[SUPPLIED PASSAGE]
★ ★ ★

"What do you want to talk to me for?" Dekker questioned. "I didn't do much."
Dekker was right, as his 0-for-4 shooting performance and two points didn't do much to grab the headlines. Twenty-four hours later, Dekker was prepared for questions after his play pushed No.22 Wisconsin into its first Big Ten Tournament final since 2008.
"He's that fearless young kid who doesn't care, and that's sometimes what you need," said junior Ben Brust of Dekker, whose 11 points were critical in the Badgers' 68-56 victory over No.3 Indiana Saturday afternoon at the United Center.
"He's instant offense. He can go on runs by himself within a snap of a finger."
In the days leading up to the tournament, Dekker expressed his disappointment of not being named the conference's sixth man of the year. Scoring in double figures in seven of UW's last eight games, Dekker was averaging 12.6 points and 3.4 rebounds over the span, shooting 53.3 percent from the field 44.1 percent from 3-point range and 75 percent from the free throw line.

★ ★ ★

[Collected data entries]
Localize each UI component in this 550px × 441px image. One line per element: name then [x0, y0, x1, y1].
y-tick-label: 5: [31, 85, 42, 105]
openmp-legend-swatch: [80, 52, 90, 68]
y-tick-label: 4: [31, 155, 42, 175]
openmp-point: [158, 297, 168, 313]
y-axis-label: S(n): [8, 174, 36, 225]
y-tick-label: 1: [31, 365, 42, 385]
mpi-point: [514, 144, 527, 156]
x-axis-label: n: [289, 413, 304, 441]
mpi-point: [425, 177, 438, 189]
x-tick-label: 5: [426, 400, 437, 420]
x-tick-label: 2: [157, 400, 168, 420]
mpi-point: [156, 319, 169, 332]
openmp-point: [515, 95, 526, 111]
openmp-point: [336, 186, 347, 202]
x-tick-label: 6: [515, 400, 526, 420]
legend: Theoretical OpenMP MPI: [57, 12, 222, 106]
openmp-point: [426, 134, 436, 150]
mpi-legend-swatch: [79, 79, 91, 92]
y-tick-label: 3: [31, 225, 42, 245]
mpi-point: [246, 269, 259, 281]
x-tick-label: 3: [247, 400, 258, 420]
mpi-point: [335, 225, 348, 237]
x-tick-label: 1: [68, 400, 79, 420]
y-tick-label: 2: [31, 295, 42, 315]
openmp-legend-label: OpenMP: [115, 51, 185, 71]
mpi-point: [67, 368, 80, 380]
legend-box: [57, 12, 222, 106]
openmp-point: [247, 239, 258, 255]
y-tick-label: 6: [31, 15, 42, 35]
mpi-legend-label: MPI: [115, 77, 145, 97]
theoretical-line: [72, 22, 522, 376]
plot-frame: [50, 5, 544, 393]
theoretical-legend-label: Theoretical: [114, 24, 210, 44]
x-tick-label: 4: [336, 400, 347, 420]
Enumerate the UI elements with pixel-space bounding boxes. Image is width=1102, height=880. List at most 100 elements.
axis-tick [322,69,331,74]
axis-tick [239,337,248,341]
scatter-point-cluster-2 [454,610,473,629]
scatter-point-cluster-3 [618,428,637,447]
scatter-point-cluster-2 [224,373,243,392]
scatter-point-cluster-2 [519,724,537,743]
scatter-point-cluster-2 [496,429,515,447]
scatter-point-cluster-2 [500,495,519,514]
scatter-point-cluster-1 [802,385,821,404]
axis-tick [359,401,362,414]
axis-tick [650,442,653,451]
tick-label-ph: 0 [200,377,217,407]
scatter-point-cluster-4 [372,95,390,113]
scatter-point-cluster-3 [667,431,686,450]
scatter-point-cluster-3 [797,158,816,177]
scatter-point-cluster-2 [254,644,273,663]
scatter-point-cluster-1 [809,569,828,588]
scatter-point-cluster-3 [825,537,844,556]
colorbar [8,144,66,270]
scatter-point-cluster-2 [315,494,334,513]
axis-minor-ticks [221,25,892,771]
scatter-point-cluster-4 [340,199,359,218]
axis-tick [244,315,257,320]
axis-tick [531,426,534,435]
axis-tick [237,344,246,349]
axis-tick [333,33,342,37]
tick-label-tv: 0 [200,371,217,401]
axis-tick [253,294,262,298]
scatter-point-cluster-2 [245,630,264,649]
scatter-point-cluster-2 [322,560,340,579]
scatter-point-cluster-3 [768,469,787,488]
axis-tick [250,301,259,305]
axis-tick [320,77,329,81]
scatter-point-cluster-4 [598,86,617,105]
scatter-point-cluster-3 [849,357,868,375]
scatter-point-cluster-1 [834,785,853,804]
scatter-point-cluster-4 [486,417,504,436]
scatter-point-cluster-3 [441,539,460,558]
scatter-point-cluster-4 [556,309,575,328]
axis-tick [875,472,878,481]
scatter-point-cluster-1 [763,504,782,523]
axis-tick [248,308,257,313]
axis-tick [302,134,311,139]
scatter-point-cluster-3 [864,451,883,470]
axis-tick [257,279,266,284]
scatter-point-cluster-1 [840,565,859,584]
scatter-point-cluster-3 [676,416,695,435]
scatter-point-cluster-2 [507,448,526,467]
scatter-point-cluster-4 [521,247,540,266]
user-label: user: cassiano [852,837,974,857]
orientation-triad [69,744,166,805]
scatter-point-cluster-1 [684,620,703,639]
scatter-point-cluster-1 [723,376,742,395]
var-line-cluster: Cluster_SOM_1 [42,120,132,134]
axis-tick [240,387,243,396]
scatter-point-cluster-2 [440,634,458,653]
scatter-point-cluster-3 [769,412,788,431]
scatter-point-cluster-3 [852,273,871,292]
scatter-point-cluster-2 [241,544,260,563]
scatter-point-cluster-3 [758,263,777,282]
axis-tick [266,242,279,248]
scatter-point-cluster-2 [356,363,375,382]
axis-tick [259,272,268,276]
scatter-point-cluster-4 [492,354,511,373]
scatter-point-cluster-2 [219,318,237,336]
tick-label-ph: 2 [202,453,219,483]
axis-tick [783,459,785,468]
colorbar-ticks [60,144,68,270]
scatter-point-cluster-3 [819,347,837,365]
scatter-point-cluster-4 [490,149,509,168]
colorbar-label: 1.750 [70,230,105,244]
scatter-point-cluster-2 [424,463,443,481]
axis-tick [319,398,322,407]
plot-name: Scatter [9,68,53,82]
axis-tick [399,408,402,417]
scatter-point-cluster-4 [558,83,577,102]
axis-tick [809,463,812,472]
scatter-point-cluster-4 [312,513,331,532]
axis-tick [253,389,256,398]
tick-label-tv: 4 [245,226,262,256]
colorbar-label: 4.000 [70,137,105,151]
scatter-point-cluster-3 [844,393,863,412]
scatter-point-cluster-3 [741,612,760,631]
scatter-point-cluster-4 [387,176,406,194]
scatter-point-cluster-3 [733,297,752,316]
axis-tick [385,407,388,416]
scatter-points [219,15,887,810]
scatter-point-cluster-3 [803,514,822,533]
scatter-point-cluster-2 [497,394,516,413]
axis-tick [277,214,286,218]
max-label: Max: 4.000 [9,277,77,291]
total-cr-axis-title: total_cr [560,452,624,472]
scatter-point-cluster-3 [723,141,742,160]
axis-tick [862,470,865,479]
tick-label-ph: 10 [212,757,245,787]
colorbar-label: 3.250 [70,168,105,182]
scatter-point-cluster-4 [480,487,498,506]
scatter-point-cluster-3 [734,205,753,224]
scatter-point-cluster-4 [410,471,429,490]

★ ★ ★

[WHAT TO DO]
- a) Transcribe the article about Dekker from "Dekker was right, as" to "final since 2008.".
- b) Pick up the article about Dekker at its last sentence and continue writing it.
The rows play no part in this work.

[ANSWERS TO THE EXERCISE]
- a)
Dekker was right, as his 0-for-4 shooting performance and two points didn't do much to grab the headlines. Twenty-four hours later, Dekker was prepared for questions after his play pushed No.22 Wisconsin into its first Big Ten Tournament final since 2008.

- b)
He was the Big Ten scoring leader among nonstarters, but Dekker understood that his defense held him back at times. Not in the case Saturday, as Dekker committed zero fouls in 20 minutes on the floor.
"He played like a man," said senior Mike Bruesewitz. "He played like a silent assassin who was not silent today."
After missing seven of his first eight shots in the tournament, Dekker's presence came late in the second half after Indiana scored the first 10 points of a 13-2 run to tie the score at 43. It started when he delivered a coast-to-coast layup while drawing the foul to put the Badgers back in the lead.
Although he missed the ensuing free throw, Dekker drilled a 3-pointer thanks for Frank Kaminsky's offensive rebound. Kaminsky wasn't done helping, as his steal set up Dekker's thunderous dunk off a Traevon Jackson pass to cap a personal 7-0 run. Indiana never led after that.
"Sam is one of those guys (that) once he gets hot, you got to keep giving him the ball," said Jackson. "That's great to have a guy to be able to (play) like that, as talented as he is, and provide a spark. That's not the first time he's done that."
That patience helped Dekker find driving lanes, attack the basket following open catches on the perimeter and stay on the aggressive by attacking the basket instead of settling for jump shots.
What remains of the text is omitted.